LISTING:
-- BEGIN --

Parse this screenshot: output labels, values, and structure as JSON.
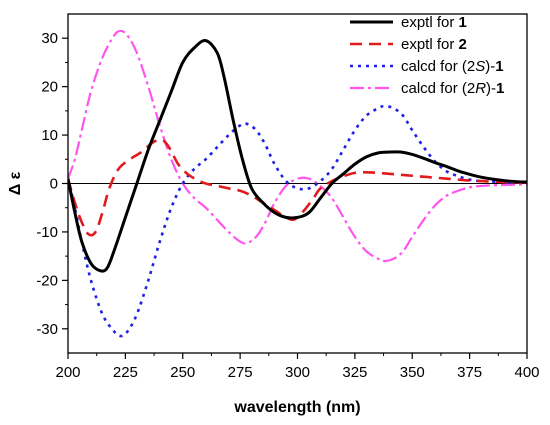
{
  "chart_data": {
    "type": "line",
    "xlabel": "wavelength (nm)",
    "ylabel": "Δ ε",
    "xlim": [
      200,
      400
    ],
    "ylim": [
      -35,
      35
    ],
    "x_ticks": [
      200,
      225,
      250,
      275,
      300,
      325,
      350,
      375,
      400
    ],
    "y_ticks": [
      -30,
      -20,
      -10,
      0,
      10,
      20,
      30
    ],
    "zero_line": true,
    "legend_position": "top-right",
    "series": [
      {
        "name": "exptl for 1",
        "legend": [
          {
            "t": "exptl for "
          },
          {
            "t": "1",
            "style": "b"
          }
        ],
        "color": "#000000",
        "dash": "solid",
        "points": [
          [
            200,
            1
          ],
          [
            203,
            -6
          ],
          [
            206,
            -12
          ],
          [
            210,
            -16.5
          ],
          [
            214,
            -18
          ],
          [
            217,
            -17.5
          ],
          [
            220,
            -14
          ],
          [
            225,
            -7
          ],
          [
            230,
            0
          ],
          [
            235,
            7
          ],
          [
            240,
            13
          ],
          [
            245,
            19
          ],
          [
            250,
            25
          ],
          [
            255,
            28
          ],
          [
            260,
            29.5
          ],
          [
            265,
            27
          ],
          [
            268,
            22
          ],
          [
            272,
            13
          ],
          [
            276,
            5
          ],
          [
            280,
            -1
          ],
          [
            285,
            -4
          ],
          [
            290,
            -6
          ],
          [
            295,
            -7
          ],
          [
            300,
            -7
          ],
          [
            305,
            -6
          ],
          [
            310,
            -3
          ],
          [
            315,
            0
          ],
          [
            320,
            2
          ],
          [
            325,
            4
          ],
          [
            330,
            5.5
          ],
          [
            335,
            6.3
          ],
          [
            340,
            6.5
          ],
          [
            345,
            6.5
          ],
          [
            350,
            6
          ],
          [
            355,
            5.2
          ],
          [
            360,
            4.3
          ],
          [
            365,
            3.5
          ],
          [
            370,
            2.6
          ],
          [
            375,
            1.9
          ],
          [
            380,
            1.3
          ],
          [
            385,
            0.9
          ],
          [
            390,
            0.6
          ],
          [
            395,
            0.4
          ],
          [
            400,
            0.3
          ]
        ]
      },
      {
        "name": "exptl for 2",
        "legend": [
          {
            "t": "exptl for "
          },
          {
            "t": "2",
            "style": "b"
          }
        ],
        "color": "#e31a1c",
        "dash": "12 7",
        "points": [
          [
            200,
            1
          ],
          [
            203,
            -4
          ],
          [
            206,
            -8
          ],
          [
            209,
            -10.5
          ],
          [
            212,
            -10
          ],
          [
            215,
            -6
          ],
          [
            218,
            -1
          ],
          [
            222,
            3
          ],
          [
            227,
            5
          ],
          [
            232,
            6.5
          ],
          [
            237,
            8.5
          ],
          [
            241,
            9
          ],
          [
            244,
            7.5
          ],
          [
            248,
            4
          ],
          [
            252,
            2
          ],
          [
            256,
            0.8
          ],
          [
            260,
            0
          ],
          [
            265,
            -0.5
          ],
          [
            270,
            -1
          ],
          [
            275,
            -1.5
          ],
          [
            280,
            -2.5
          ],
          [
            285,
            -4
          ],
          [
            290,
            -5.5
          ],
          [
            295,
            -7
          ],
          [
            298,
            -7.5
          ],
          [
            300,
            -7
          ],
          [
            303,
            -5.5
          ],
          [
            307,
            -3
          ],
          [
            310,
            -1
          ],
          [
            315,
            0.5
          ],
          [
            320,
            1.5
          ],
          [
            325,
            2.2
          ],
          [
            330,
            2.3
          ],
          [
            335,
            2.2
          ],
          [
            340,
            2
          ],
          [
            345,
            1.8
          ],
          [
            350,
            1.6
          ],
          [
            355,
            1.4
          ],
          [
            360,
            1.2
          ],
          [
            365,
            1
          ],
          [
            370,
            0.8
          ],
          [
            375,
            0.6
          ],
          [
            380,
            0.5
          ],
          [
            385,
            0.4
          ],
          [
            390,
            0.3
          ],
          [
            400,
            0.2
          ]
        ]
      },
      {
        "name": "calcd for (2S)-1",
        "legend": [
          {
            "t": "calcd for (2"
          },
          {
            "t": "S",
            "style": "i"
          },
          {
            "t": ")-"
          },
          {
            "t": "1",
            "style": "b"
          }
        ],
        "color": "#1f1fe6",
        "dash": "3 5",
        "points": [
          [
            200,
            1
          ],
          [
            203,
            -5
          ],
          [
            206,
            -12
          ],
          [
            210,
            -20
          ],
          [
            215,
            -27
          ],
          [
            220,
            -30.5
          ],
          [
            223,
            -31.5
          ],
          [
            226,
            -30.5
          ],
          [
            230,
            -27
          ],
          [
            235,
            -20
          ],
          [
            240,
            -12
          ],
          [
            245,
            -5
          ],
          [
            250,
            0
          ],
          [
            255,
            3
          ],
          [
            260,
            5
          ],
          [
            265,
            7.5
          ],
          [
            270,
            10
          ],
          [
            275,
            12
          ],
          [
            278,
            12.3
          ],
          [
            282,
            11
          ],
          [
            286,
            8
          ],
          [
            290,
            4
          ],
          [
            295,
            0.5
          ],
          [
            300,
            -1
          ],
          [
            305,
            -1
          ],
          [
            310,
            0.5
          ],
          [
            315,
            3
          ],
          [
            320,
            7
          ],
          [
            325,
            11
          ],
          [
            330,
            14
          ],
          [
            335,
            15.5
          ],
          [
            338,
            16
          ],
          [
            342,
            15.5
          ],
          [
            346,
            14
          ],
          [
            350,
            11
          ],
          [
            355,
            7.5
          ],
          [
            360,
            4.5
          ],
          [
            365,
            2.5
          ],
          [
            370,
            1.5
          ],
          [
            375,
            0.8
          ],
          [
            380,
            0.5
          ],
          [
            390,
            0.3
          ],
          [
            400,
            0.2
          ]
        ]
      },
      {
        "name": "calcd for (2R)-1",
        "legend": [
          {
            "t": "calcd for (2"
          },
          {
            "t": "R",
            "style": "i"
          },
          {
            "t": ")-"
          },
          {
            "t": "1",
            "style": "b"
          }
        ],
        "color": "#ff55ee",
        "dash": "14 4 3 4",
        "points": [
          [
            200,
            1
          ],
          [
            203,
            5
          ],
          [
            206,
            11
          ],
          [
            210,
            19
          ],
          [
            215,
            26
          ],
          [
            220,
            30.5
          ],
          [
            223,
            31.5
          ],
          [
            226,
            30.5
          ],
          [
            230,
            27
          ],
          [
            235,
            20
          ],
          [
            240,
            12
          ],
          [
            245,
            5
          ],
          [
            250,
            0
          ],
          [
            255,
            -3
          ],
          [
            260,
            -5
          ],
          [
            265,
            -7.5
          ],
          [
            270,
            -10
          ],
          [
            275,
            -12
          ],
          [
            278,
            -12.3
          ],
          [
            282,
            -11
          ],
          [
            286,
            -8
          ],
          [
            290,
            -4
          ],
          [
            295,
            -0.5
          ],
          [
            300,
            1
          ],
          [
            305,
            1
          ],
          [
            310,
            -0.5
          ],
          [
            315,
            -3
          ],
          [
            320,
            -7
          ],
          [
            325,
            -11
          ],
          [
            330,
            -14
          ],
          [
            335,
            -15.5
          ],
          [
            338,
            -16
          ],
          [
            342,
            -15.5
          ],
          [
            346,
            -14
          ],
          [
            350,
            -11
          ],
          [
            355,
            -7.5
          ],
          [
            360,
            -4.5
          ],
          [
            365,
            -2.5
          ],
          [
            370,
            -1.5
          ],
          [
            375,
            -0.8
          ],
          [
            380,
            -0.5
          ],
          [
            390,
            -0.3
          ],
          [
            400,
            -0.2
          ]
        ]
      }
    ]
  }
}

-- END --

WHAT YOU ARE ASKED TO DO:
Restate the full listing verbatim and drop every picture.

FINAL ANSWER:
Parse this screenshot: output labels, values, and structure as JSON.
{
  "chart_data": {
    "type": "line",
    "xlabel": "wavelength (nm)",
    "ylabel": "Δ ε",
    "xlim": [
      200,
      400
    ],
    "ylim": [
      -35,
      35
    ],
    "x_ticks": [
      200,
      225,
      250,
      275,
      300,
      325,
      350,
      375,
      400
    ],
    "y_ticks": [
      -30,
      -20,
      -10,
      0,
      10,
      20,
      30
    ],
    "zero_line": true,
    "legend_position": "top-right",
    "series": [
      {
        "name": "exptl for 1",
        "legend": [
          {
            "t": "exptl for "
          },
          {
            "t": "1",
            "style": "b"
          }
        ],
        "color": "#000000",
        "dash": "solid",
        "points": [
          [
            200,
            1
          ],
          [
            203,
            -6
          ],
          [
            206,
            -12
          ],
          [
            210,
            -16.5
          ],
          [
            214,
            -18
          ],
          [
            217,
            -17.5
          ],
          [
            220,
            -14
          ],
          [
            225,
            -7
          ],
          [
            230,
            0
          ],
          [
            235,
            7
          ],
          [
            240,
            13
          ],
          [
            245,
            19
          ],
          [
            250,
            25
          ],
          [
            255,
            28
          ],
          [
            260,
            29.5
          ],
          [
            265,
            27
          ],
          [
            268,
            22
          ],
          [
            272,
            13
          ],
          [
            276,
            5
          ],
          [
            280,
            -1
          ],
          [
            285,
            -4
          ],
          [
            290,
            -6
          ],
          [
            295,
            -7
          ],
          [
            300,
            -7
          ],
          [
            305,
            -6
          ],
          [
            310,
            -3
          ],
          [
            315,
            0
          ],
          [
            320,
            2
          ],
          [
            325,
            4
          ],
          [
            330,
            5.5
          ],
          [
            335,
            6.3
          ],
          [
            340,
            6.5
          ],
          [
            345,
            6.5
          ],
          [
            350,
            6
          ],
          [
            355,
            5.2
          ],
          [
            360,
            4.3
          ],
          [
            365,
            3.5
          ],
          [
            370,
            2.6
          ],
          [
            375,
            1.9
          ],
          [
            380,
            1.3
          ],
          [
            385,
            0.9
          ],
          [
            390,
            0.6
          ],
          [
            395,
            0.4
          ],
          [
            400,
            0.3
          ]
        ]
      },
      {
        "name": "exptl for 2",
        "legend": [
          {
            "t": "exptl for "
          },
          {
            "t": "2",
            "style": "b"
          }
        ],
        "color": "#e31a1c",
        "dash": "12 7",
        "points": [
          [
            200,
            1
          ],
          [
            203,
            -4
          ],
          [
            206,
            -8
          ],
          [
            209,
            -10.5
          ],
          [
            212,
            -10
          ],
          [
            215,
            -6
          ],
          [
            218,
            -1
          ],
          [
            222,
            3
          ],
          [
            227,
            5
          ],
          [
            232,
            6.5
          ],
          [
            237,
            8.5
          ],
          [
            241,
            9
          ],
          [
            244,
            7.5
          ],
          [
            248,
            4
          ],
          [
            252,
            2
          ],
          [
            256,
            0.8
          ],
          [
            260,
            0
          ],
          [
            265,
            -0.5
          ],
          [
            270,
            -1
          ],
          [
            275,
            -1.5
          ],
          [
            280,
            -2.5
          ],
          [
            285,
            -4
          ],
          [
            290,
            -5.5
          ],
          [
            295,
            -7
          ],
          [
            298,
            -7.5
          ],
          [
            300,
            -7
          ],
          [
            303,
            -5.5
          ],
          [
            307,
            -3
          ],
          [
            310,
            -1
          ],
          [
            315,
            0.5
          ],
          [
            320,
            1.5
          ],
          [
            325,
            2.2
          ],
          [
            330,
            2.3
          ],
          [
            335,
            2.2
          ],
          [
            340,
            2
          ],
          [
            345,
            1.8
          ],
          [
            350,
            1.6
          ],
          [
            355,
            1.4
          ],
          [
            360,
            1.2
          ],
          [
            365,
            1
          ],
          [
            370,
            0.8
          ],
          [
            375,
            0.6
          ],
          [
            380,
            0.5
          ],
          [
            385,
            0.4
          ],
          [
            390,
            0.3
          ],
          [
            400,
            0.2
          ]
        ]
      },
      {
        "name": "calcd for (2S)-1",
        "legend": [
          {
            "t": "calcd for (2"
          },
          {
            "t": "S",
            "style": "i"
          },
          {
            "t": ")-"
          },
          {
            "t": "1",
            "style": "b"
          }
        ],
        "color": "#1f1fe6",
        "dash": "3 5",
        "points": [
          [
            200,
            1
          ],
          [
            203,
            -5
          ],
          [
            206,
            -12
          ],
          [
            210,
            -20
          ],
          [
            215,
            -27
          ],
          [
            220,
            -30.5
          ],
          [
            223,
            -31.5
          ],
          [
            226,
            -30.5
          ],
          [
            230,
            -27
          ],
          [
            235,
            -20
          ],
          [
            240,
            -12
          ],
          [
            245,
            -5
          ],
          [
            250,
            0
          ],
          [
            255,
            3
          ],
          [
            260,
            5
          ],
          [
            265,
            7.5
          ],
          [
            270,
            10
          ],
          [
            275,
            12
          ],
          [
            278,
            12.3
          ],
          [
            282,
            11
          ],
          [
            286,
            8
          ],
          [
            290,
            4
          ],
          [
            295,
            0.5
          ],
          [
            300,
            -1
          ],
          [
            305,
            -1
          ],
          [
            310,
            0.5
          ],
          [
            315,
            3
          ],
          [
            320,
            7
          ],
          [
            325,
            11
          ],
          [
            330,
            14
          ],
          [
            335,
            15.5
          ],
          [
            338,
            16
          ],
          [
            342,
            15.5
          ],
          [
            346,
            14
          ],
          [
            350,
            11
          ],
          [
            355,
            7.5
          ],
          [
            360,
            4.5
          ],
          [
            365,
            2.5
          ],
          [
            370,
            1.5
          ],
          [
            375,
            0.8
          ],
          [
            380,
            0.5
          ],
          [
            390,
            0.3
          ],
          [
            400,
            0.2
          ]
        ]
      },
      {
        "name": "calcd for (2R)-1",
        "legend": [
          {
            "t": "calcd for (2"
          },
          {
            "t": "R",
            "style": "i"
          },
          {
            "t": ")-"
          },
          {
            "t": "1",
            "style": "b"
          }
        ],
        "color": "#ff55ee",
        "dash": "14 4 3 4",
        "points": [
          [
            200,
            1
          ],
          [
            203,
            5
          ],
          [
            206,
            11
          ],
          [
            210,
            19
          ],
          [
            215,
            26
          ],
          [
            220,
            30.5
          ],
          [
            223,
            31.5
          ],
          [
            226,
            30.5
          ],
          [
            230,
            27
          ],
          [
            235,
            20
          ],
          [
            240,
            12
          ],
          [
            245,
            5
          ],
          [
            250,
            0
          ],
          [
            255,
            -3
          ],
          [
            260,
            -5
          ],
          [
            265,
            -7.5
          ],
          [
            270,
            -10
          ],
          [
            275,
            -12
          ],
          [
            278,
            -12.3
          ],
          [
            282,
            -11
          ],
          [
            286,
            -8
          ],
          [
            290,
            -4
          ],
          [
            295,
            -0.5
          ],
          [
            300,
            1
          ],
          [
            305,
            1
          ],
          [
            310,
            -0.5
          ],
          [
            315,
            -3
          ],
          [
            320,
            -7
          ],
          [
            325,
            -11
          ],
          [
            330,
            -14
          ],
          [
            335,
            -15.5
          ],
          [
            338,
            -16
          ],
          [
            342,
            -15.5
          ],
          [
            346,
            -14
          ],
          [
            350,
            -11
          ],
          [
            355,
            -7.5
          ],
          [
            360,
            -4.5
          ],
          [
            365,
            -2.5
          ],
          [
            370,
            -1.5
          ],
          [
            375,
            -0.8
          ],
          [
            380,
            -0.5
          ],
          [
            390,
            -0.3
          ],
          [
            400,
            -0.2
          ]
        ]
      }
    ]
  }
}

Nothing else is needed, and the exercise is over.